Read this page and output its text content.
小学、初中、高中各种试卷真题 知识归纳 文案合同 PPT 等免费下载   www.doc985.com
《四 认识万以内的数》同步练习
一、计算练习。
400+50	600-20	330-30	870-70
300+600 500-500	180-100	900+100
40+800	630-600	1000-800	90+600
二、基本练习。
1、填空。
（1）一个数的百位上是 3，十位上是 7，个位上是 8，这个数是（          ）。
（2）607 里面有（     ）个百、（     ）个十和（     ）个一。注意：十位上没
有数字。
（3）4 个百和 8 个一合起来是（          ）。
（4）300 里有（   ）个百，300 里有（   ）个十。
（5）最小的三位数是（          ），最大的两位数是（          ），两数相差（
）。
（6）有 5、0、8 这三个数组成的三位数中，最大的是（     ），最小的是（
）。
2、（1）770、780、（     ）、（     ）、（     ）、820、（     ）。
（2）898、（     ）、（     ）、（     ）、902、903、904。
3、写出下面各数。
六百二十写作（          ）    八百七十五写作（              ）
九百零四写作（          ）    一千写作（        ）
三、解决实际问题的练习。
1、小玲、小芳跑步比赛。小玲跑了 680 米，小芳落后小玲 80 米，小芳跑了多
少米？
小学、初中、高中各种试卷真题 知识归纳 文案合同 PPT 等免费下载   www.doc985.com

=-=-=

Exercise goal ▸
Set down every record above exactly as given.

Answer for this exercise ▸
Read this page and output its text content.
小学、初中、高中各种试卷真题 知识归纳 文案合同 PPT 等免费下载   www.doc985.com
《四 认识万以内的数》同步练习
一、计算练习。
400+50	600-20	330-30	870-70
300+600 500-500	180-100	900+100
40+800	630-600	1000-800	90+600
二、基本练习。
1、填空。
（1）一个数的百位上是 3，十位上是 7，个位上是 8，这个数是（          ）。
（2）607 里面有（     ）个百、（     ）个十和（     ）个一。注意：十位上没
有数字。
（3）4 个百和 8 个一合起来是（          ）。
（4）300 里有（   ）个百，300 里有（   ）个十。
（5）最小的三位数是（          ），最大的两位数是（          ），两数相差（
）。
（6）有 5、0、8 这三个数组成的三位数中，最大的是（     ），最小的是（
）。
2、（1）770、780、（     ）、（     ）、（     ）、820、（     ）。
（2）898、（     ）、（     ）、（     ）、902、903、904。
3、写出下面各数。
六百二十写作（          ）    八百七十五写作（              ）
九百零四写作（          ）    一千写作（        ）
三、解决实际问题的练习。
1、小玲、小芳跑步比赛。小玲跑了 680 米，小芳落后小玲 80 米，小芳跑了多
少米？
小学、初中、高中各种试卷真题 知识归纳 文案合同 PPT 等免费下载   www.doc985.com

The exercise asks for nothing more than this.